▶ **Provided data**

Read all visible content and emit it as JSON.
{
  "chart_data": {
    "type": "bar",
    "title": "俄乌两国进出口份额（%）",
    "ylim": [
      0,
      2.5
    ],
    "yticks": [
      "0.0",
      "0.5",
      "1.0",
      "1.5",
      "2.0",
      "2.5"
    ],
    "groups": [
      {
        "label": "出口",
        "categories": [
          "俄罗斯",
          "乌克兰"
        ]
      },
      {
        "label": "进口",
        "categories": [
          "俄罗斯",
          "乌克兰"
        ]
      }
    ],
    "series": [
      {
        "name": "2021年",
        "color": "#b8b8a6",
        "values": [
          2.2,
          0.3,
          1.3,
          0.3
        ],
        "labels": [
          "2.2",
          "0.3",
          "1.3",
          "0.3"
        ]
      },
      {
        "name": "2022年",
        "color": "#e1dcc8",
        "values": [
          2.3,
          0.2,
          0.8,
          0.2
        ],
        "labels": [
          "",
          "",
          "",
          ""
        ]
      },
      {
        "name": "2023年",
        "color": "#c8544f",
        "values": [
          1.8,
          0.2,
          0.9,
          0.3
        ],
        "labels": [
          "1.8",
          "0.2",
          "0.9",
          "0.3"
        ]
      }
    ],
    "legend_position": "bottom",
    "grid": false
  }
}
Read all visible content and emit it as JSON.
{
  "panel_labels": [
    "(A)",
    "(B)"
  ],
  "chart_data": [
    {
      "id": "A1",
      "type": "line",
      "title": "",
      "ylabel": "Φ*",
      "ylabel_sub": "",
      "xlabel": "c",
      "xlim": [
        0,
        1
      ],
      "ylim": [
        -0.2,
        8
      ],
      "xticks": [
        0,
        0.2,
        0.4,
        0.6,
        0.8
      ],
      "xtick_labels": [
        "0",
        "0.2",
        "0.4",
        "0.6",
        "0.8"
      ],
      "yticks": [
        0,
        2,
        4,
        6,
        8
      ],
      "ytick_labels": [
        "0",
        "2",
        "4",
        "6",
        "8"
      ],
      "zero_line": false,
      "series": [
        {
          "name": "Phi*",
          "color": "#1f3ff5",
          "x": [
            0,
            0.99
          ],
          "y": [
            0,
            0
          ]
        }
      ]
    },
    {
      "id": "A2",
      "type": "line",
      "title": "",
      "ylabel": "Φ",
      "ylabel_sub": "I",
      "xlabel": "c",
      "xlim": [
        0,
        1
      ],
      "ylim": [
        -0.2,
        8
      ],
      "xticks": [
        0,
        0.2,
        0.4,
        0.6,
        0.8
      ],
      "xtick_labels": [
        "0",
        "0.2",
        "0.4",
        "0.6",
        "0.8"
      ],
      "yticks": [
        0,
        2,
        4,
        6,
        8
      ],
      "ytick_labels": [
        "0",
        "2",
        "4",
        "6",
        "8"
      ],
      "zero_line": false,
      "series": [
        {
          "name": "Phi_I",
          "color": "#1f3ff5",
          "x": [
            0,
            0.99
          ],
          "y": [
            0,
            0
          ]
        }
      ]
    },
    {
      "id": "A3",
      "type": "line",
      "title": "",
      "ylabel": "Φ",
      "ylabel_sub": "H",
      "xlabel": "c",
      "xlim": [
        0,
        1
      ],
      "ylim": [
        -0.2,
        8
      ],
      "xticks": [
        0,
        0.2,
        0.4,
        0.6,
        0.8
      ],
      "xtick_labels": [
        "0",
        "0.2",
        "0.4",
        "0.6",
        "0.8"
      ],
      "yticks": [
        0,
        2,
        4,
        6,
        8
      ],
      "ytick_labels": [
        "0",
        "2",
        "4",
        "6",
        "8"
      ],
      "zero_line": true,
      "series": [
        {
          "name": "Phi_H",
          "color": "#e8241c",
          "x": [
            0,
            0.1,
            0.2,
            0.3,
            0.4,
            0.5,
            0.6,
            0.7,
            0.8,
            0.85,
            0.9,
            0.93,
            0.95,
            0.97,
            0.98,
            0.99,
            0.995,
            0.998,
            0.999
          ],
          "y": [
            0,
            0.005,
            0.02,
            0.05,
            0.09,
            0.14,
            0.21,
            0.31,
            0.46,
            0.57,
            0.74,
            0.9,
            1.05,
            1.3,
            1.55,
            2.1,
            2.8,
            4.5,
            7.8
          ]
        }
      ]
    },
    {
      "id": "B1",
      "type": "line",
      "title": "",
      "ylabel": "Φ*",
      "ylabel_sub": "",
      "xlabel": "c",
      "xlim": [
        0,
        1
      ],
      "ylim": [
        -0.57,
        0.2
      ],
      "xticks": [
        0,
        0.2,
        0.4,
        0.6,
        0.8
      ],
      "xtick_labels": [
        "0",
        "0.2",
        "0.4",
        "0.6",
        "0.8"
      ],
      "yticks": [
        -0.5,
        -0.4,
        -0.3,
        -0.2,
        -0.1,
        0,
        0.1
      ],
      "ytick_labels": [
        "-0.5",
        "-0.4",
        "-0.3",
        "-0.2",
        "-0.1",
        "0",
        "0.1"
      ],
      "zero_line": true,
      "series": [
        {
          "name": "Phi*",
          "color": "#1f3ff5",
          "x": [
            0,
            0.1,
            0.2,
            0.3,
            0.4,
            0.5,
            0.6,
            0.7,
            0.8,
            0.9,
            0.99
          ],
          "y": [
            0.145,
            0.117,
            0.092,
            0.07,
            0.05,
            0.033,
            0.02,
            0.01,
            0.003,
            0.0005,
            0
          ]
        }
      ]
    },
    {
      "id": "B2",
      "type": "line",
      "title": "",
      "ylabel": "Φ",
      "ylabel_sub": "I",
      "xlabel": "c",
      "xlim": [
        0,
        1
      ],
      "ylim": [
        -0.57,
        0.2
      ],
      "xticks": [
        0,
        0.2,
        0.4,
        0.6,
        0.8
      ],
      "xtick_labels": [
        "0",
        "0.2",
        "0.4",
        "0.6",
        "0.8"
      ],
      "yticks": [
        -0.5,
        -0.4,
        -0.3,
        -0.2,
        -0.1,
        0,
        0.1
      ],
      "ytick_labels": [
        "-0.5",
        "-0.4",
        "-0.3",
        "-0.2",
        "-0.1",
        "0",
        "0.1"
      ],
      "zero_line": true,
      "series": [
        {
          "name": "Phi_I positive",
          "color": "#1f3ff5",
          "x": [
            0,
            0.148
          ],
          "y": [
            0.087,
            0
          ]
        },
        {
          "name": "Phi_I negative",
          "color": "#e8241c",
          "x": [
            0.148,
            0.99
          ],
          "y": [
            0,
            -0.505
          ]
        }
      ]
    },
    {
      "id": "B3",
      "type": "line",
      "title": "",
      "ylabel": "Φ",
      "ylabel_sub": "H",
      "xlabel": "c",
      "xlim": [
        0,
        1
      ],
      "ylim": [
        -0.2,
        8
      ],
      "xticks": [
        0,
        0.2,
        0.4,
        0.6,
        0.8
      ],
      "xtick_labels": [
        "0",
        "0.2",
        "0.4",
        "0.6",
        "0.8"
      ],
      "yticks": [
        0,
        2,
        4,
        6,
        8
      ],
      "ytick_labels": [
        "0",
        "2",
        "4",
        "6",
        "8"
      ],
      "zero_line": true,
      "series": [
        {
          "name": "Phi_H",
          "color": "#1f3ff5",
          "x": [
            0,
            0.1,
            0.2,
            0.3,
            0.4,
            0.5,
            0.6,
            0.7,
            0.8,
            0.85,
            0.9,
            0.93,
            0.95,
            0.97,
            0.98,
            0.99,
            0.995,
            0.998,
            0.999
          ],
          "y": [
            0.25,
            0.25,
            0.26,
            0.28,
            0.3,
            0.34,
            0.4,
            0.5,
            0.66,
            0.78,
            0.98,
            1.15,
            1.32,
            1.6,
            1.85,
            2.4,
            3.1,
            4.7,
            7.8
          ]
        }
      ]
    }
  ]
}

▶ **Stated problem**
Reproduce every line of the data verbatim.

▶ **Task output**
Read all visible content and emit it as JSON.
{
  "chart_data": {
    "type": "bar",
    "title": "俄乌两国进出口份额（%）",
    "ylim": [
      0,
      2.5
    ],
    "yticks": [
      "0.0",
      "0.5",
      "1.0",
      "1.5",
      "2.0",
      "2.5"
    ],
    "groups": [
      {
        "label": "出口",
        "categories": [
          "俄罗斯",
          "乌克兰"
        ]
      },
      {
        "label": "进口",
        "categories": [
          "俄罗斯",
          "乌克兰"
        ]
      }
    ],
    "series": [
      {
        "name": "2021年",
        "color": "#b8b8a6",
        "values": [
          2.2,
          0.3,
          1.3,
          0.3
        ],
        "labels": [
          "2.2",
          "0.3",
          "1.3",
          "0.3"
        ]
      },
      {
        "name": "2022年",
        "color": "#e1dcc8",
        "values": [
          2.3,
          0.2,
          0.8,
          0.2
        ],
        "labels": [
          "",
          "",
          "",
          ""
        ]
      },
      {
        "name": "2023年",
        "color": "#c8544f",
        "values": [
          1.8,
          0.2,
          0.9,
          0.3
        ],
        "labels": [
          "1.8",
          "0.2",
          "0.9",
          "0.3"
        ]
      }
    ],
    "legend_position": "bottom",
    "grid": false
  }
}
Read all visible content and emit it as JSON.
{
  "panel_labels": [
    "(A)",
    "(B)"
  ],
  "chart_data": [
    {
      "id": "A1",
      "type": "line",
      "title": "",
      "ylabel": "Φ*",
      "ylabel_sub": "",
      "xlabel": "c",
      "xlim": [
        0,
        1
      ],
      "ylim": [
        -0.2,
        8
      ],
      "xticks": [
        0,
        0.2,
        0.4,
        0.6,
        0.8
      ],
      "xtick_labels": [
        "0",
        "0.2",
        "0.4",
        "0.6",
        "0.8"
      ],
      "yticks": [
        0,
        2,
        4,
        6,
        8
      ],
      "ytick_labels": [
        "0",
        "2",
        "4",
        "6",
        "8"
      ],
      "zero_line": false,
      "series": [
        {
          "name": "Phi*",
          "color": "#1f3ff5",
          "x": [
            0,
            0.99
          ],
          "y": [
            0,
            0
          ]
        }
      ]
    },
    {
      "id": "A2",
      "type": "line",
      "title": "",
      "ylabel": "Φ",
      "ylabel_sub": "I",
      "xlabel": "c",
      "xlim": [
        0,
        1
      ],
      "ylim": [
        -0.2,
        8
      ],
      "xticks": [
        0,
        0.2,
        0.4,
        0.6,
        0.8
      ],
      "xtick_labels": [
        "0",
        "0.2",
        "0.4",
        "0.6",
        "0.8"
      ],
      "yticks": [
        0,
        2,
        4,
        6,
        8
      ],
      "ytick_labels": [
        "0",
        "2",
        "4",
        "6",
        "8"
      ],
      "zero_line": false,
      "series": [
        {
          "name": "Phi_I",
          "color": "#1f3ff5",
          "x": [
            0,
            0.99
          ],
          "y": [
            0,
            0
          ]
        }
      ]
    },
    {
      "id": "A3",
      "type": "line",
      "title": "",
      "ylabel": "Φ",
      "ylabel_sub": "H",
      "xlabel": "c",
      "xlim": [
        0,
        1
      ],
      "ylim": [
        -0.2,
        8
      ],
      "xticks": [
        0,
        0.2,
        0.4,
        0.6,
        0.8
      ],
      "xtick_labels": [
        "0",
        "0.2",
        "0.4",
        "0.6",
        "0.8"
      ],
      "yticks": [
        0,
        2,
        4,
        6,
        8
      ],
      "ytick_labels": [
        "0",
        "2",
        "4",
        "6",
        "8"
      ],
      "zero_line": true,
      "series": [
        {
          "name": "Phi_H",
          "color": "#e8241c",
          "x": [
            0,
            0.1,
            0.2,
            0.3,
            0.4,
            0.5,
            0.6,
            0.7,
            0.8,
            0.85,
            0.9,
            0.93,
            0.95,
            0.97,
            0.98,
            0.99,
            0.995,
            0.998,
            0.999
          ],
          "y": [
            0,
            0.005,
            0.02,
            0.05,
            0.09,
            0.14,
            0.21,
            0.31,
            0.46,
            0.57,
            0.74,
            0.9,
            1.05,
            1.3,
            1.55,
            2.1,
            2.8,
            4.5,
            7.8
          ]
        }
      ]
    },
    {
      "id": "B1",
      "type": "line",
      "title": "",
      "ylabel": "Φ*",
      "ylabel_sub": "",
      "xlabel": "c",
      "xlim": [
        0,
        1
      ],
      "ylim": [
        -0.57,
        0.2
      ],
      "xticks": [
        0,
        0.2,
        0.4,
        0.6,
        0.8
      ],
      "xtick_labels": [
        "0",
        "0.2",
        "0.4",
        "0.6",
        "0.8"
      ],
      "yticks": [
        -0.5,
        -0.4,
        -0.3,
        -0.2,
        -0.1,
        0,
        0.1
      ],
      "ytick_labels": [
        "-0.5",
        "-0.4",
        "-0.3",
        "-0.2",
        "-0.1",
        "0",
        "0.1"
      ],
      "zero_line": true,
      "series": [
        {
          "name": "Phi*",
          "color": "#1f3ff5",
          "x": [
            0,
            0.1,
            0.2,
            0.3,
            0.4,
            0.5,
            0.6,
            0.7,
            0.8,
            0.9,
            0.99
          ],
          "y": [
            0.145,
            0.117,
            0.092,
            0.07,
            0.05,
            0.033,
            0.02,
            0.01,
            0.003,
            0.0005,
            0
          ]
        }
      ]
    },
    {
      "id": "B2",
      "type": "line",
      "title": "",
      "ylabel": "Φ",
      "ylabel_sub": "I",
      "xlabel": "c",
      "xlim": [
        0,
        1
      ],
      "ylim": [
        -0.57,
        0.2
      ],
      "xticks": [
        0,
        0.2,
        0.4,
        0.6,
        0.8
      ],
      "xtick_labels": [
        "0",
        "0.2",
        "0.4",
        "0.6",
        "0.8"
      ],
      "yticks": [
        -0.5,
        -0.4,
        -0.3,
        -0.2,
        -0.1,
        0,
        0.1
      ],
      "ytick_labels": [
        "-0.5",
        "-0.4",
        "-0.3",
        "-0.2",
        "-0.1",
        "0",
        "0.1"
      ],
      "zero_line": true,
      "series": [
        {
          "name": "Phi_I positive",
          "color": "#1f3ff5",
          "x": [
            0,
            0.148
          ],
          "y": [
            0.087,
            0
          ]
        },
        {
          "name": "Phi_I negative",
          "color": "#e8241c",
          "x": [
            0.148,
            0.99
          ],
          "y": [
            0,
            -0.505
          ]
        }
      ]
    },
    {
      "id": "B3",
      "type": "line",
      "title": "",
      "ylabel": "Φ",
      "ylabel_sub": "H",
      "xlabel": "c",
      "xlim": [
        0,
        1
      ],
      "ylim": [
        -0.2,
        8
      ],
      "xticks": [
        0,
        0.2,
        0.4,
        0.6,
        0.8
      ],
      "xtick_labels": [
        "0",
        "0.2",
        "0.4",
        "0.6",
        "0.8"
      ],
      "yticks": [
        0,
        2,
        4,
        6,
        8
      ],
      "ytick_labels": [
        "0",
        "2",
        "4",
        "6",
        "8"
      ],
      "zero_line": true,
      "series": [
        {
          "name": "Phi_H",
          "color": "#1f3ff5",
          "x": [
            0,
            0.1,
            0.2,
            0.3,
            0.4,
            0.5,
            0.6,
            0.7,
            0.8,
            0.85,
            0.9,
            0.93,
            0.95,
            0.97,
            0.98,
            0.99,
            0.995,
            0.998,
            0.999
          ],
          "y": [
            0.25,
            0.25,
            0.26,
            0.28,
            0.3,
            0.34,
            0.4,
            0.5,
            0.66,
            0.78,
            0.98,
            1.15,
            1.32,
            1.6,
            1.85,
            2.4,
            3.1,
            4.7,
            7.8
          ]
        }
      ]
    }
  ]
}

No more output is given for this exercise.